§ YOUR OBJECTIVE
Copy every line of the records below that holds the word "Activities".

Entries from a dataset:
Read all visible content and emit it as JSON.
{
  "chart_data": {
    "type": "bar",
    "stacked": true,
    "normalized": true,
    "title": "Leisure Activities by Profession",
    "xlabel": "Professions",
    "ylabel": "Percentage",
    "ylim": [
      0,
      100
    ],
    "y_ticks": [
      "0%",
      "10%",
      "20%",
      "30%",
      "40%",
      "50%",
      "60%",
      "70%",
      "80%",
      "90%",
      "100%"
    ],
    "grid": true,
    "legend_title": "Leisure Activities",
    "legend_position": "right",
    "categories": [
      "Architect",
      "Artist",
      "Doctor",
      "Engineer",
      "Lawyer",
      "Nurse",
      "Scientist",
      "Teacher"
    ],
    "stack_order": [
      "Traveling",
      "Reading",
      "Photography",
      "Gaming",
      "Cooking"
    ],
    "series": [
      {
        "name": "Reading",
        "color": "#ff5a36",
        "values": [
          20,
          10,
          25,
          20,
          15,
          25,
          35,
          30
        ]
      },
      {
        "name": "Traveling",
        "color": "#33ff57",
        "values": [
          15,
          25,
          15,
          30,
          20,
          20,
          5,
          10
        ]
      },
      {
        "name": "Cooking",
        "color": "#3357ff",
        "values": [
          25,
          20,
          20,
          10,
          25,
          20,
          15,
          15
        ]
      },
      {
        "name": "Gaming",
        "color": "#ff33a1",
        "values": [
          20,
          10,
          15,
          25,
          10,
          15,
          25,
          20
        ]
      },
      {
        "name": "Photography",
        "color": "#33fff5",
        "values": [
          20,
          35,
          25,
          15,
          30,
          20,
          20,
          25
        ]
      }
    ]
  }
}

§ ANSWER FOR THE TASK
    "title": "Leisure Activities by Profession",
    "legend_title": "Leisure Activities",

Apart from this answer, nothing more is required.